--- Extrait du texte ---

Les conditions du développement de cette orientation - une lutte mondiale unifiée contre les pieuvres financières qui affament et étranglent des centaines de millions de personnes - ont été créées par l'éruption de grèves et de protestations à travers le monde au cours des dernières semaines.
Ces développements ont données des sueurs froides à certaines couches de l'establishment politique américain.
Cette semaine, des membres de la commission sénatoriale des relations étrangères ont envoyé une lettre au président Biden l'avertissant que la «grave crise mondiale de la sécurité alimentaire» découlant de la guerre en Ukraine menaçait «de pousser des millions de personnes dans la faim et de déstabiliser des régions d'une importance stratégique pour les États-Unis».
Mais l'aide pour atténuer la crise alimentaire ne viendra pas des États-Unis. Politico a rapporté que si les responsables américains s'efforçaient d'atténuer les pénuries, ils rencontraient des problèmes. Les réserves de blé, y compris aux États-Unis, sont inférieures à la normale en raison d'une sécheresse et «les gouvernements ayant des excédents de céréales ont été réticents à libérer une trop grande partie de leur approvisionnement, y compris le Canada».
En d'autres termes, concernant la crise alimentaire, les pays les plus pauvres recevront le même traitement qu'ils ont reçu lorsqu'un déploiement mondial de vaccins COVID a été bloqué par le nationalisme vaccinal des grandes puissances.

---

Recopiez mot pour mot le passage de l'extrait sur la crise alimentaire qui commence par les mots contenant « Les conditions du » et se termine par « des dernières semaines. ».

--- Données fournies ---

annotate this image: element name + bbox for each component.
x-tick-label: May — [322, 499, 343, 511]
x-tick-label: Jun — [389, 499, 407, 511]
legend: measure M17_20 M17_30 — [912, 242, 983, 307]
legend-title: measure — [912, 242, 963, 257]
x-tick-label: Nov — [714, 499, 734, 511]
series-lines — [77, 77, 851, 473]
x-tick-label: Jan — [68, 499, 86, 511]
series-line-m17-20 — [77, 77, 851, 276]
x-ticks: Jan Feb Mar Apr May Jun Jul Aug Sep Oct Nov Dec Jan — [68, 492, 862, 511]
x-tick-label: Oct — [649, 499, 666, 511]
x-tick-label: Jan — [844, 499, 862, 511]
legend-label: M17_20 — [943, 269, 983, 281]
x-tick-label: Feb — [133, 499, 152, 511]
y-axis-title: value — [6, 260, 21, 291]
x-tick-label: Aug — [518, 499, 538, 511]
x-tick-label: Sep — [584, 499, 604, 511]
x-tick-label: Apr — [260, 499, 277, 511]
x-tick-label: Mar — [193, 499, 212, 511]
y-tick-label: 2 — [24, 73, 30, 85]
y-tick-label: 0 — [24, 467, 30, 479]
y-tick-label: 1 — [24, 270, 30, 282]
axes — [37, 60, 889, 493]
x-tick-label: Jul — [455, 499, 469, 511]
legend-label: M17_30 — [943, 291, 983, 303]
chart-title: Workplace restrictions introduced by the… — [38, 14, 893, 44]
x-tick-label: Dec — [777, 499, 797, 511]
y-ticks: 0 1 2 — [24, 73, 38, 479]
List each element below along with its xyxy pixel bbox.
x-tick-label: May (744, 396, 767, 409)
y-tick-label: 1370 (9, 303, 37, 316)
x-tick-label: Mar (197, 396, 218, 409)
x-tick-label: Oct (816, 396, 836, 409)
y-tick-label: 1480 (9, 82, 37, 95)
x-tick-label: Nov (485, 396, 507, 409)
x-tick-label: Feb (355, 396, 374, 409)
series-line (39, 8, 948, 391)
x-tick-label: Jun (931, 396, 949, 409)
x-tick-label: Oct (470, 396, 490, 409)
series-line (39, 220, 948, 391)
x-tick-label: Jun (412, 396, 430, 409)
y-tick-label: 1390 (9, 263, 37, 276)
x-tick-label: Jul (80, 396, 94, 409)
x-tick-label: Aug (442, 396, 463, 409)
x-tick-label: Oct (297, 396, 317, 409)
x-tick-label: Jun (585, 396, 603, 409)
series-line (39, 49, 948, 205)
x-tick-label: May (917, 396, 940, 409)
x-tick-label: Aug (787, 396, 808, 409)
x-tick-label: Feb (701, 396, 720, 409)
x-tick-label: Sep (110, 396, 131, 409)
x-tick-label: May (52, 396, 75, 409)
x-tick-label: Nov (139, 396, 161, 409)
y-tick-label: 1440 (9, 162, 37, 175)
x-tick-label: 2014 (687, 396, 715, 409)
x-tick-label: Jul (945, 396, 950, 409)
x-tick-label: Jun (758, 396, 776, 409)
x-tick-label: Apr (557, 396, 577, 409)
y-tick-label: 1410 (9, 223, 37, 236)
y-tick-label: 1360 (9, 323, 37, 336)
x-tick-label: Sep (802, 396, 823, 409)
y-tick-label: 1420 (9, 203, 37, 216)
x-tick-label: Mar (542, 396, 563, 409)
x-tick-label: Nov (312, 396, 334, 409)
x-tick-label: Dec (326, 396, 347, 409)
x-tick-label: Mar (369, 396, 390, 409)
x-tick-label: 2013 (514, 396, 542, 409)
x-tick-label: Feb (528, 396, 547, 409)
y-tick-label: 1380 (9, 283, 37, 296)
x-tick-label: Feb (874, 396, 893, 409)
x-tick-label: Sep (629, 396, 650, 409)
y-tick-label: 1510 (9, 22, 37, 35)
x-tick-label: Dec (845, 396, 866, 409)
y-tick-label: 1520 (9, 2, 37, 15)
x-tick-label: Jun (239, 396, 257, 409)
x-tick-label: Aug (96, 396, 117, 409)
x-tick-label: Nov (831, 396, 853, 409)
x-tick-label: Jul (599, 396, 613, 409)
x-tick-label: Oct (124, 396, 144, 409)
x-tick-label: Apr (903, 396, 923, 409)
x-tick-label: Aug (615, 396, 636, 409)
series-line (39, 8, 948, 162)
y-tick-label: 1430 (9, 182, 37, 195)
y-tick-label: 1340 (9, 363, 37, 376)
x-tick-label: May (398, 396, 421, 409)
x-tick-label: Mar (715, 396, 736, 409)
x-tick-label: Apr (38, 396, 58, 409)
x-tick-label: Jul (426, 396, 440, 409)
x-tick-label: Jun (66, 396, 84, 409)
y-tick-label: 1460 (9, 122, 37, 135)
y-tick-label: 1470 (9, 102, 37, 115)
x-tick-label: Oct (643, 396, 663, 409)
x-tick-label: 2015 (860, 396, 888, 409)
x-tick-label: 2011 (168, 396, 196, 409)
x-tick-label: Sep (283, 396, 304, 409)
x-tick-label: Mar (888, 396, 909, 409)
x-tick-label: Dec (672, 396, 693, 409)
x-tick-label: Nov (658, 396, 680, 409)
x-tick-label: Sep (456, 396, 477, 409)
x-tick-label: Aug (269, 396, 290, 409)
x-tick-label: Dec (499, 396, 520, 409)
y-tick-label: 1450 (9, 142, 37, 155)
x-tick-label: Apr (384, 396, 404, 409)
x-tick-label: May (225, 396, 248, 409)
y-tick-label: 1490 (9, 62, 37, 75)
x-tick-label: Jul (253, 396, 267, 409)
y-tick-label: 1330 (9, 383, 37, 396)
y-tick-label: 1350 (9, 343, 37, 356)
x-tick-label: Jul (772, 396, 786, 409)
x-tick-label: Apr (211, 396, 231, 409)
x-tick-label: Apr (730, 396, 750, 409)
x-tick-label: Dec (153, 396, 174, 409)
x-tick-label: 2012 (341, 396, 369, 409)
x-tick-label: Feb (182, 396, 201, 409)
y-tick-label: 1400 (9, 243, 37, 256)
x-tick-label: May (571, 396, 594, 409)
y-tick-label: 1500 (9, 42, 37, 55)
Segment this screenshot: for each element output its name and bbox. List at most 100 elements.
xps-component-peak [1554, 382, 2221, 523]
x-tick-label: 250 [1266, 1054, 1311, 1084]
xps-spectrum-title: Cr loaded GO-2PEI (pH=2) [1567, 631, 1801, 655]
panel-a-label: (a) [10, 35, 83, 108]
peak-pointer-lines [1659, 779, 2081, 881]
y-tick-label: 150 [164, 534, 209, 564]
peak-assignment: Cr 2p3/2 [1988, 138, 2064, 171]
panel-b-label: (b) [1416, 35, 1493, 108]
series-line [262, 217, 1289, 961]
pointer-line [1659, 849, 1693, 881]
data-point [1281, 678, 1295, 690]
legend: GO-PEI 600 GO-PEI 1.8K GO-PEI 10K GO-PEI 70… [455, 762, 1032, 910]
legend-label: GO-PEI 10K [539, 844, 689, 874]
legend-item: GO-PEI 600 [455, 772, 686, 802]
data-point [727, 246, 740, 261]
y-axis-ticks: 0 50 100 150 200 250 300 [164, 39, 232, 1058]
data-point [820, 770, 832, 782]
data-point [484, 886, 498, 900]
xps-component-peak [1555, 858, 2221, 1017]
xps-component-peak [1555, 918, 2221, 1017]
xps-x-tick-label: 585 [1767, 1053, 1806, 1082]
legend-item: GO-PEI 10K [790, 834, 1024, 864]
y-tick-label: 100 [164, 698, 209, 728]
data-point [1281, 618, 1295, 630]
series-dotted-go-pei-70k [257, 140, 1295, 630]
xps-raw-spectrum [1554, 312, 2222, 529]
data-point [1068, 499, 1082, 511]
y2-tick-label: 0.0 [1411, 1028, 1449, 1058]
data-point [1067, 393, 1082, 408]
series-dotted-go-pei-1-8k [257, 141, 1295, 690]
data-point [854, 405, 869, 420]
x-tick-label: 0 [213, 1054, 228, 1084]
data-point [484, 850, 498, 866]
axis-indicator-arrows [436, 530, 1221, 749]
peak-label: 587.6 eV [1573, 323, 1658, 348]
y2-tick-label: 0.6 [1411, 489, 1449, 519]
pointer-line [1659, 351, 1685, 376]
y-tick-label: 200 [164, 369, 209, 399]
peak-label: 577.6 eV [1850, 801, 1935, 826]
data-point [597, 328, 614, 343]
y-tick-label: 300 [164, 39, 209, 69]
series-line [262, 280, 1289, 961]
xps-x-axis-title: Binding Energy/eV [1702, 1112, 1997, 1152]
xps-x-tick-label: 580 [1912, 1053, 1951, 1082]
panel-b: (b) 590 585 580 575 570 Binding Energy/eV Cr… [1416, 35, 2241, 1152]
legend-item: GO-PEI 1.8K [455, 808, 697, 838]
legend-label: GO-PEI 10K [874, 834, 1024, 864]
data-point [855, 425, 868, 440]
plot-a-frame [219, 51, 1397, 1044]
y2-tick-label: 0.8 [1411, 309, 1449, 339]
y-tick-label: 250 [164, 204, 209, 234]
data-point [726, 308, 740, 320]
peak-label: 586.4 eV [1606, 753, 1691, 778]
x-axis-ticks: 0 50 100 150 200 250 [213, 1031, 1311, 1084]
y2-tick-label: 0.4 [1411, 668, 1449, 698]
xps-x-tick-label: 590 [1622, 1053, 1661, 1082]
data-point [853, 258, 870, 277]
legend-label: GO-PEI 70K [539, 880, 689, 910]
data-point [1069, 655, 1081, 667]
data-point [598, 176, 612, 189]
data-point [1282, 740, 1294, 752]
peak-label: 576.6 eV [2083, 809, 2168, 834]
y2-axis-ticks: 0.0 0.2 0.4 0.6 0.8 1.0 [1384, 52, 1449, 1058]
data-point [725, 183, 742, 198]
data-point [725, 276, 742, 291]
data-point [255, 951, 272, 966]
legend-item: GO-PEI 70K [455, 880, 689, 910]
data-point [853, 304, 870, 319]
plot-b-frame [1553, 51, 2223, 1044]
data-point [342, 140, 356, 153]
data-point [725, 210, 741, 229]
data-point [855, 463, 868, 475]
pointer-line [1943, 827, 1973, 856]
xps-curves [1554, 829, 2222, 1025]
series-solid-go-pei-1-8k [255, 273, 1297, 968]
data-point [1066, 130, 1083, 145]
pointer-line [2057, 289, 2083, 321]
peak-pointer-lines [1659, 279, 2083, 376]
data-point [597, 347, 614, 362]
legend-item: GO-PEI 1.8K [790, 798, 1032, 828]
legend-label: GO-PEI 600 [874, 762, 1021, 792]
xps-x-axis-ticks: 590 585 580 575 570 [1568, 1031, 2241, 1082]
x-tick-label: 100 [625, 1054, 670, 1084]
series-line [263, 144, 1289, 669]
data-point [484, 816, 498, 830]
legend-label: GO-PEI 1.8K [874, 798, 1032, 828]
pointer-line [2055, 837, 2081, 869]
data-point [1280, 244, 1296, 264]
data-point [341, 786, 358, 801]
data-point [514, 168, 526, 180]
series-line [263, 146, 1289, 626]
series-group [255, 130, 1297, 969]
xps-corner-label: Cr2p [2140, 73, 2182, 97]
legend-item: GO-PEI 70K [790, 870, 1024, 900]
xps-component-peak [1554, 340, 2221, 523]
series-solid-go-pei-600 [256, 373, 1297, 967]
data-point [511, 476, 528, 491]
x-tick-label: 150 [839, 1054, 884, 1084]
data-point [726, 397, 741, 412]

---

**Votre réponse:**
Les conditions du développement de cette orientation - une lutte mondiale unifiée contre les pieuvres financières qui affament et étranglent des centaines de millions de personnes - ont été créées par l'éruption de grèves et de protestations à travers le monde au cours des dernières semaines.